§ **SELECTION**:
ECONOMYNEXT – Sri Lanka’s state minister of finance Shehan Semasinghe has defended a costly salary hike for state sector workers, arguing that the government did not resort to the “populist” measure of raising salaries from January.
“Despite the potential for engaging in populist measures, such as raising government employee salaries from January, the government pursued a correct course of action,” Semasinghe was quoted as saying in a statement by the president’s office.
“The decision was made with the foresight and responsibility to prevent undue economic pressure on the country. These initiatives were executed under the direct guidance of the president, demonstrating a commitment to prudent economic management and sustainable policies,” he said.
The state minister was speaking to journalists at a budget discussion on Tuesday November 14, following President and Finance Minister Ranil Wickremesinghe’s budget presentation the previous day.
The budget proposals included a 10,000-rupee salary hike for government workers by increasing the present cost of living allowance to 17,800 rupees.
To give higher salaries more taxes have to be raised, since money printing and more borrowings could no longer be done, Wickremesinghe told parliament on Monday during his budget speech.

§ **GIVEN PROBLEM A**: Return the lines of the records from the line that contains "clickhouse-label: Clickhouse [690,211,750,225]" through the line that contains "loki-cylinder [569,15,671,88]", inclusive, reproducing them unchanged.

§ **INFORMATION SUPPLIED**:
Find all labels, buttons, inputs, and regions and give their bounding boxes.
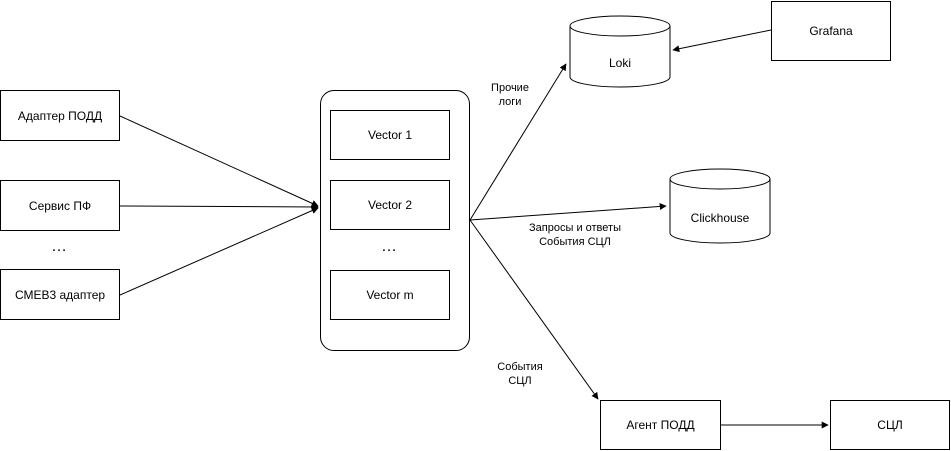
clickhouse-label: Clickhouse [690,211,750,225]
agent-podd-box[interactable]: Агент ПОДД [600,400,721,450]
vector-2-label: Vector 2 [367,198,413,212]
adapter-podd-box[interactable]: Адаптер ПОДД [0,90,120,141]
grafana-box[interactable]: Grafana [771,1,891,61]
edge-label-other-logs-line1: Прочие [491,82,529,94]
loki-cylinder [569,15,671,88]
sources-ellipsis: … [51,238,69,255]
vector-m-box[interactable]: Vector m [330,270,450,320]
vector-2-box[interactable]: Vector 2 [330,180,450,230]
sdl-box[interactable]: СЦЛ [830,400,950,450]
edge-label-requests-events: Запросы и ответы События СЦЛ [529,221,621,249]
edge-label-sdl-events-line1: События [497,361,543,373]
edge-smev-to-vector [119,207,319,296]
smev3-adapter-label: СМЕВ3 адаптер [14,287,106,302]
adapter-podd-label: Адаптер ПОДД [17,108,103,123]
vector-ellipsis: … [381,238,399,255]
vector-1-box[interactable]: Vector 1 [330,110,450,160]
edge-label-requests-line2: События СЦЛ [539,236,611,248]
loki-label: Loki [608,56,632,70]
edge-label-other-logs: Прочие логи [491,81,529,109]
grafana-label: Grafana [809,24,853,38]
vector-m-label: Vector m [366,288,414,302]
clickhouse-cylinder [669,168,771,244]
edge-label-other-logs-line2: логи [498,96,522,108]
edge-grafana-to-loki [672,29,772,53]
edge-vector-to-clickhouse [469,202,667,221]
edge-label-sdl-events-line2: СЦЛ [508,375,532,387]
edge-vector-to-loki [469,63,567,221]
edge-vector-to-agent [469,219,599,400]
smev3-adapter-box[interactable]: СМЕВ3 адаптер [0,269,120,320]
edge-label-requests-line1: Запросы и ответы [529,222,621,234]
agent-podd-label: Агент ПОДД [626,418,695,432]
service-pf-label: Сервис ПФ [28,198,92,213]
vector-1-label: Vector 1 [367,128,413,142]
sdl-label: СЦЛ [877,418,903,432]
edge-service-to-vector [119,203,319,211]
edge-adapter-to-vector [119,115,319,207]
service-pf-box[interactable]: Сервис ПФ [0,180,120,231]
edge-label-sdl-events: События СЦЛ [497,360,542,388]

§ **GIVEN PROBLEM B**: Resume the report on the Sri Lankan salary hike for state workers, writing on from its last sentence.

§ **WRITTEN REPLY A**:
clickhouse-label: Clickhouse [690,211,750,225]
agent-podd-box[interactable]: Агент ПОДД [600,400,721,450]
vector-2-label: Vector 2 [367,198,413,212]
adapter-podd-box[interactable]: Адаптер ПОДД [0,90,120,141]
grafana-box[interactable]: Grafana [771,1,891,61]
edge-label-other-logs-line1: Прочие [491,82,529,94]
loki-cylinder [569,15,671,88]

§ **WRITTEN REPLY B**:
As a result, payments will be given from April as tax revenues come in, he said, adding that arrears will be settled from October in six monthly installments.
The cost of living allowance of state pensioners will also be raised by 2,500 rupees 3,525 per month.
Pensions payments would go up to 401 billion rupees in 2024.
Semasinghe said Sri Lanka anticipates 1.8 percent economic growth for the year 2024.
Particular emphasis will be placed on the advancement of small and medium enterprises as part of this overarching objective of “fostering a robust economy during this period”, he said.
“The 2024 budget is crafted with a strategic focus on alleviating the debt burden, aiming to reduce it from 128 percent to 95 percent. Concurrently, efforts are directed towards diminishing the financial requirement from 34.6 percent to 13 percent and curtailing foreign debt servicing from the current 9.4 percent to 4.5 percent,” a statement from the president’s office quoted the state minister as saying.
The government’s focus lies on meeting the primary requisites of state revenue amounting to 4,127 billion rupees, managing state expenditures totalling 6,978 billion rupees, and addressing a budget deficit of 2,851 billion rupees, he said.
“In response to the prevailing economic challenges, the government’s approach involves providing essential stimulus to reinvigorate the economy. This involves targeted measures in areas that have garnered attention and commentary from various stakeholders over the past few months. The commitment lies in addressing the economic crisis by proactively responding to identified concerns and fostering sustainable economic recovery,” said Semasinghe.
Aligned with the objectives outlined in this year’s budget, the government is diligently pursuing key targets as elucidated in the domestic debt restructuring programme, he said.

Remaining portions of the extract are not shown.